→ **Task instructions**: In the data below, repeat the lines from the one containing "x-tick-label: Activities [754, 466, 813, 483]" up to and including the one containing "bar-segment [121, 254, 181, 451]".

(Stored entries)

>>>>

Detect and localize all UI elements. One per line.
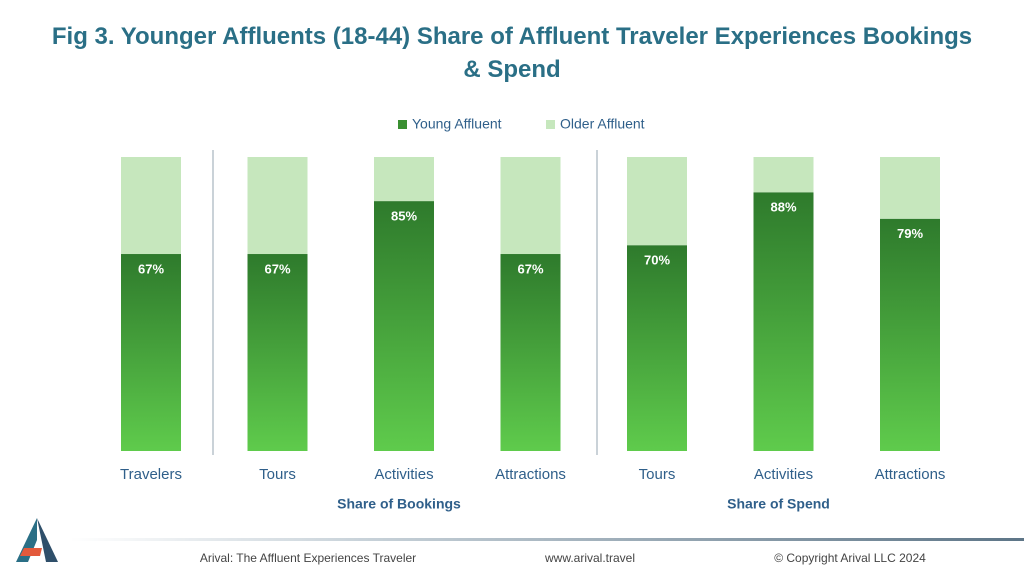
x-tick-label: Activities [754, 466, 813, 483]
value-label: 67% [264, 261, 290, 276]
bar-segment [627, 245, 687, 451]
group-label: Share of Spend [727, 496, 830, 512]
bar-segment [627, 157, 687, 246]
value-label: 70% [644, 253, 670, 268]
group-label: Share of Bookings [337, 496, 461, 512]
bar-segment [121, 254, 181, 451]
x-tick-label: Attractions [495, 466, 566, 483]
footer-copyright: © Copyright Arival LLC 2024 [774, 551, 926, 565]
bar-segment [880, 218, 940, 451]
logo [16, 518, 58, 562]
footer-source: Arival: The Affluent Experiences Travele… [200, 551, 416, 565]
chart-title: Fig 3. Younger Affluents (18-44) Share o… [51, 23, 973, 83]
bar-segment [500, 254, 561, 451]
value-label: 85% [391, 209, 417, 224]
x-tick-label: Tours [259, 466, 296, 483]
legend-label: Older Affluent [560, 116, 645, 132]
bar-segment [374, 201, 434, 451]
bar-segment [753, 192, 814, 451]
value-label: 67% [138, 261, 164, 276]
x-tick-label: Tours [639, 466, 676, 483]
bar-segment [500, 157, 561, 255]
bar-segment [374, 157, 434, 202]
footer-rule [70, 538, 1024, 541]
bar-segment [753, 157, 814, 193]
legend-swatch [546, 120, 555, 129]
value-label: 67% [517, 261, 543, 276]
footer-url: www.arival.travel [544, 551, 635, 565]
value-label: 88% [770, 200, 796, 215]
x-tick-label: Attractions [875, 466, 946, 483]
legend-swatch [398, 120, 407, 129]
value-label: 79% [897, 226, 923, 241]
x-tick-label: Activities [374, 466, 433, 483]
legend-label: Young Affluent [412, 116, 502, 132]
x-tick-label: Travelers [120, 466, 182, 483]
bar-segment [247, 254, 308, 451]
bar-segment [121, 157, 181, 255]
bar-segment [880, 157, 940, 219]
bar-segment [247, 157, 308, 255]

<<<<

→ **Task result**:
x-tick-label: Activities [754, 466, 813, 483]
value-label: 67% [264, 261, 290, 276]
bar-segment [627, 245, 687, 451]
group-label: Share of Spend [727, 496, 830, 512]
bar-segment [627, 157, 687, 246]
value-label: 70% [644, 253, 670, 268]
group-label: Share of Bookings [337, 496, 461, 512]
bar-segment [121, 254, 181, 451]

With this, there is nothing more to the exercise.